▶ [Work to complete] Locate every line below that contains the word "SGHHT" and copy it.
--- begin Material to process ---
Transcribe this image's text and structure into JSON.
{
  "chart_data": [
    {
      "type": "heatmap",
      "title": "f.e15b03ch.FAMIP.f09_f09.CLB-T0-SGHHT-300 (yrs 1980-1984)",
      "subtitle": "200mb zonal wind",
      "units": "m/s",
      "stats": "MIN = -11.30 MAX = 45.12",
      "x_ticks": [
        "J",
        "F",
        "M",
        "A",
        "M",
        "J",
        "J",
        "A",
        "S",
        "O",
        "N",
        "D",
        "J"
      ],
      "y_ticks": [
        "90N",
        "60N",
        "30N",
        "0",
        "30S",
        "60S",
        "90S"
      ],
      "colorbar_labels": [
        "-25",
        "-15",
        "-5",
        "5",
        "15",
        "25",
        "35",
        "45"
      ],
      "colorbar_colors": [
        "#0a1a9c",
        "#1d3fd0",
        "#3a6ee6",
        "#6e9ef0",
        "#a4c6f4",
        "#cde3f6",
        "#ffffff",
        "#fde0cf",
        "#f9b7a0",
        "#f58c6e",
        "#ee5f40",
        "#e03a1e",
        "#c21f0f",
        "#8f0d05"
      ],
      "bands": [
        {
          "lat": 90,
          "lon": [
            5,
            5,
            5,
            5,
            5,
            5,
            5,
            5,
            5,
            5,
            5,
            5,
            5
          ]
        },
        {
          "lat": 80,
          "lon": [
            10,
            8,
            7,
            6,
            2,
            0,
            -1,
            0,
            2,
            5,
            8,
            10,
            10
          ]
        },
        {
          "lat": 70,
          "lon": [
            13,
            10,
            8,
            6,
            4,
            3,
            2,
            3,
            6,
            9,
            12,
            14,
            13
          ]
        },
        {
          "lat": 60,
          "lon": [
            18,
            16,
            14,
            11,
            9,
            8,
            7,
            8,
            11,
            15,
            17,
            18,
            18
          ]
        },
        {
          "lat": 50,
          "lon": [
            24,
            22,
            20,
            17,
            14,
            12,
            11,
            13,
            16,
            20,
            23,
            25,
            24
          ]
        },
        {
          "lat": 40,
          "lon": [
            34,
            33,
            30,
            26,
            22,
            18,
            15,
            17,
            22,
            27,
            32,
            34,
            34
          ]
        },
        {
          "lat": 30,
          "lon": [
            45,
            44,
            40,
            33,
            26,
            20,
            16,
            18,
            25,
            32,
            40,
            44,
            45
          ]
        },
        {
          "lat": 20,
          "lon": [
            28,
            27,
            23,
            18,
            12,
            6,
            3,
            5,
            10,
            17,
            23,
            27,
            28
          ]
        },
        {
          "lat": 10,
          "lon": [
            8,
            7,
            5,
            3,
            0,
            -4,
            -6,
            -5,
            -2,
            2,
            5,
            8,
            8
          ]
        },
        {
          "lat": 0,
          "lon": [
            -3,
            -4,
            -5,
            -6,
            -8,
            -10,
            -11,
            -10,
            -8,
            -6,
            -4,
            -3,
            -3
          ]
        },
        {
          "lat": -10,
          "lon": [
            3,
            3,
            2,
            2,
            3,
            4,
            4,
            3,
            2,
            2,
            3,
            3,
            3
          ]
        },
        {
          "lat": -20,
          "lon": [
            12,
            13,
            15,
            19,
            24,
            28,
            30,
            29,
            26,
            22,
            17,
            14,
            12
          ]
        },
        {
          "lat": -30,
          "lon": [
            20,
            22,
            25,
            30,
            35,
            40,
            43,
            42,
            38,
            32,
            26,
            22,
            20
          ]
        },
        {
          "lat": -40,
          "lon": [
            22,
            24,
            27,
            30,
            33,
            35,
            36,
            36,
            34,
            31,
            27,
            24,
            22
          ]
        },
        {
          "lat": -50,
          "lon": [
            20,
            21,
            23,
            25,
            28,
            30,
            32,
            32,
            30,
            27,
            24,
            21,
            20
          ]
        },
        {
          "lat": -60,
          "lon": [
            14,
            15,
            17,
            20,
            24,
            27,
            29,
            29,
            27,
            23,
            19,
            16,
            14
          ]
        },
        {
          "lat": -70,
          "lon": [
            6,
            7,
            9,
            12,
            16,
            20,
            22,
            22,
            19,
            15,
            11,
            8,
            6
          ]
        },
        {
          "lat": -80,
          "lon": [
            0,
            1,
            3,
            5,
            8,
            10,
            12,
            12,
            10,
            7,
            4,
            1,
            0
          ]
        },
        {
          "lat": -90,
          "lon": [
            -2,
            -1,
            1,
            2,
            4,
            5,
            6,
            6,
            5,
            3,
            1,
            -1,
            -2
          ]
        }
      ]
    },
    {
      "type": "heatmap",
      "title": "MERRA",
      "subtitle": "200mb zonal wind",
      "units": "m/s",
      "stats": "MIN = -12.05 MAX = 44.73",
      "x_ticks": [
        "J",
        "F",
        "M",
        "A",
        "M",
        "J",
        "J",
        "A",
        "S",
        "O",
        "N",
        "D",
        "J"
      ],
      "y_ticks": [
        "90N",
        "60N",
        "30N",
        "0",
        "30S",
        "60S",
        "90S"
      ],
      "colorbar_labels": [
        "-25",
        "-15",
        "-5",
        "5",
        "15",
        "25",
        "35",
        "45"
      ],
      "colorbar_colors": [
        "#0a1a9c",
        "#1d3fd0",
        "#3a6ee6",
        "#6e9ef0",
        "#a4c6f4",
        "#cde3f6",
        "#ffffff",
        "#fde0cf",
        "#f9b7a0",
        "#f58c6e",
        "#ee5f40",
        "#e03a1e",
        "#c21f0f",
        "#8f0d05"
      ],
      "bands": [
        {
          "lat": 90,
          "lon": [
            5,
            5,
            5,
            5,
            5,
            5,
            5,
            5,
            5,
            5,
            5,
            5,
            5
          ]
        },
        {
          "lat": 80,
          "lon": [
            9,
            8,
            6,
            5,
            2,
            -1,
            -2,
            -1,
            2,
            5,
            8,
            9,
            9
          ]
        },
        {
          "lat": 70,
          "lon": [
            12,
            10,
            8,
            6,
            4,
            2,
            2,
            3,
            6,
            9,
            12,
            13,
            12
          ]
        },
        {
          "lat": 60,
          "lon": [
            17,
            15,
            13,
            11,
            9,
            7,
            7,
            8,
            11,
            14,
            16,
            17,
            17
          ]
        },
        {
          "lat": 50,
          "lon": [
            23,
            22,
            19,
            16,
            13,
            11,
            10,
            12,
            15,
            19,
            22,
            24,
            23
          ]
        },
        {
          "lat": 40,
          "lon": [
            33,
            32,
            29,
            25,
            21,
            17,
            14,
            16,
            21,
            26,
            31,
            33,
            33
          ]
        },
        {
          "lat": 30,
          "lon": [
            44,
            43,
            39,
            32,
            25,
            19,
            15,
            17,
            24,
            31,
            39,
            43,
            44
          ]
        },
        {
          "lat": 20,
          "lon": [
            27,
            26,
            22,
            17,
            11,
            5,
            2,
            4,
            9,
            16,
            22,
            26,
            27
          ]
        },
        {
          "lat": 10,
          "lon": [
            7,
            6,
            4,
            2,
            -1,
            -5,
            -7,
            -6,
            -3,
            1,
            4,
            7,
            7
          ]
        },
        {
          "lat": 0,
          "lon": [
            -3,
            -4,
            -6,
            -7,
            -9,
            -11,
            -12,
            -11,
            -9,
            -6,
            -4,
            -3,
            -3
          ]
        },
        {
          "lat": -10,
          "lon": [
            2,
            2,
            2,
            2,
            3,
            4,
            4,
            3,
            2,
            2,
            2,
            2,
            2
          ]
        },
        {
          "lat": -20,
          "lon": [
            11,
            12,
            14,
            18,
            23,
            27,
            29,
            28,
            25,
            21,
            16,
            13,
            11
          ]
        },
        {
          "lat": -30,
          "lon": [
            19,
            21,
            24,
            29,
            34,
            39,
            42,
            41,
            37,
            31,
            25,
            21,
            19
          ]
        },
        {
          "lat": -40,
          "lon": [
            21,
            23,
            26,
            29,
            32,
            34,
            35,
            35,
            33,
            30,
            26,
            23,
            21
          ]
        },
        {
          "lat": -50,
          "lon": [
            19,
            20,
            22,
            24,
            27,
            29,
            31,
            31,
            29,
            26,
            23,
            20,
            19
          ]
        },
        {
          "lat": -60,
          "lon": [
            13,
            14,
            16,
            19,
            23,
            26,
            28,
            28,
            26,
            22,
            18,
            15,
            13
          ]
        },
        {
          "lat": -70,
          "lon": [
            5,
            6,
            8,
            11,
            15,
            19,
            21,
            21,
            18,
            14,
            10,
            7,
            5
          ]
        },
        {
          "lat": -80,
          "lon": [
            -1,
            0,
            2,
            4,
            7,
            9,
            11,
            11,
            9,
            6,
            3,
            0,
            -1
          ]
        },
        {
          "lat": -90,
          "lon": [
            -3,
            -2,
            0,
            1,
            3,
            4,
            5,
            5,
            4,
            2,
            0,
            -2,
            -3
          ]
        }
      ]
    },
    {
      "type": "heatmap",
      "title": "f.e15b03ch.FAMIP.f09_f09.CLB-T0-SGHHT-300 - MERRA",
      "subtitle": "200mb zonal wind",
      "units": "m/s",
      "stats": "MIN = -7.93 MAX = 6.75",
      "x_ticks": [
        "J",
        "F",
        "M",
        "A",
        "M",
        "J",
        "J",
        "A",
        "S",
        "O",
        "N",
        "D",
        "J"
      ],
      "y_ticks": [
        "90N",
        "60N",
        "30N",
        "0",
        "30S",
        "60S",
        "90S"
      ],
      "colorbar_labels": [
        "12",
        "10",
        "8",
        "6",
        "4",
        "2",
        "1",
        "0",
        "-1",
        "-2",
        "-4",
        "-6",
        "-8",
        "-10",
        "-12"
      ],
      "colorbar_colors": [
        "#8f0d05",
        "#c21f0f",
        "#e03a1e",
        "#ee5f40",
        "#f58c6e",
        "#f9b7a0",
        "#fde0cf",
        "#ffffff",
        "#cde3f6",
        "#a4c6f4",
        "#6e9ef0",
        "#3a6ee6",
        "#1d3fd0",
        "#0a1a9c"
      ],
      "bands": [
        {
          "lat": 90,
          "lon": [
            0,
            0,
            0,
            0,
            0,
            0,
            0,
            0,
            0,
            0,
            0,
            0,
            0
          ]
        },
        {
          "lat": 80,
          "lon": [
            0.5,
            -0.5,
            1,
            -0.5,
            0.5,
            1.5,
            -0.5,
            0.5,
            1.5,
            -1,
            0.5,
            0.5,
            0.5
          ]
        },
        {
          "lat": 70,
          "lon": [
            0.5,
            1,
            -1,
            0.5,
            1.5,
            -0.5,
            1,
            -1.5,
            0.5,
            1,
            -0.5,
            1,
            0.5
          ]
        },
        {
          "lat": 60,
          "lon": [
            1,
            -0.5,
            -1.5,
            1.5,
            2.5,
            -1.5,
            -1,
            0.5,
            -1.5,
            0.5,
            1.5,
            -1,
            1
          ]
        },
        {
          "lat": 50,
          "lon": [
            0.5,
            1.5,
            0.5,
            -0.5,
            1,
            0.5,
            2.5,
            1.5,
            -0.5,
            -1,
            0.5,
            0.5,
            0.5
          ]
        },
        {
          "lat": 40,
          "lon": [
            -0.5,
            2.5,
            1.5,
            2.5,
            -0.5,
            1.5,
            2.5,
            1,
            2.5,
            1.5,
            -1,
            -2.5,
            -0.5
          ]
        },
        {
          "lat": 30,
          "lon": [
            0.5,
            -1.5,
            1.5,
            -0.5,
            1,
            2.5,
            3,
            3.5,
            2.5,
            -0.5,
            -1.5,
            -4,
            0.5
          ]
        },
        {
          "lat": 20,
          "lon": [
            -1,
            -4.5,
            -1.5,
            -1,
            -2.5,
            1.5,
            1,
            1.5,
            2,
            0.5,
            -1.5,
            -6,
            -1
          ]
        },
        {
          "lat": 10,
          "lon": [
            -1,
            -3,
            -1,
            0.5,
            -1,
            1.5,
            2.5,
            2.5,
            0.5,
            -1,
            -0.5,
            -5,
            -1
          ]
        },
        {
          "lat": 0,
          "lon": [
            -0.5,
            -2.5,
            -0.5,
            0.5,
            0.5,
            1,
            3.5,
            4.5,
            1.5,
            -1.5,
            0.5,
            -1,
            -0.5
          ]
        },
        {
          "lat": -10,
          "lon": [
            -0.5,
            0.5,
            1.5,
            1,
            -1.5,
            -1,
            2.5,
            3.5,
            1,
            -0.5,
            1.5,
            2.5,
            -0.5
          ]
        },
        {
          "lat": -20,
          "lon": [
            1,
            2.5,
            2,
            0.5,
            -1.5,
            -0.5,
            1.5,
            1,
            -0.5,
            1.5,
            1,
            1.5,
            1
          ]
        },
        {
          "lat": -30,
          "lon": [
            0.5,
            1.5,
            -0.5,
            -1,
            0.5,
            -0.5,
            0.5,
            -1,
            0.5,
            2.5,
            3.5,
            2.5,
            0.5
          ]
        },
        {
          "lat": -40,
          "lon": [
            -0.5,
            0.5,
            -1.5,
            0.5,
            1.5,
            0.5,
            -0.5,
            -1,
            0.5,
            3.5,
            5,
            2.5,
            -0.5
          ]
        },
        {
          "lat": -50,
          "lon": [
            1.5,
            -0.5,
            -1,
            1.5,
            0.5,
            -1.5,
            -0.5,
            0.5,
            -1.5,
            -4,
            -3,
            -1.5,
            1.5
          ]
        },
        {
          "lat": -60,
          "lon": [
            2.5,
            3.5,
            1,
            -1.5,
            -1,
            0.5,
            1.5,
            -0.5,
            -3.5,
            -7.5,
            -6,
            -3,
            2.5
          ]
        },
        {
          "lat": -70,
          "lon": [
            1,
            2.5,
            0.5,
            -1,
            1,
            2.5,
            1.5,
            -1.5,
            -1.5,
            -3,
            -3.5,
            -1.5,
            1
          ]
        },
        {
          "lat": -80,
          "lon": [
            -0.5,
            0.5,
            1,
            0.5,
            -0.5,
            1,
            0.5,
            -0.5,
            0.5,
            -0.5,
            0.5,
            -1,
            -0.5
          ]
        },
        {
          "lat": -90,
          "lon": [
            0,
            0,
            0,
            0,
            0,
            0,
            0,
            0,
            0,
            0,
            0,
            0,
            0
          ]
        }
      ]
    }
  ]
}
--- end Material to process ---
▶ [Worked answer]
      "title": "f.e15b03ch.FAMIP.f09_f09.CLB-T0-SGHHT-300 (yrs 1980-1984)",
      "title": "f.e15b03ch.FAMIP.f09_f09.CLB-T0-SGHHT-300 - MERRA",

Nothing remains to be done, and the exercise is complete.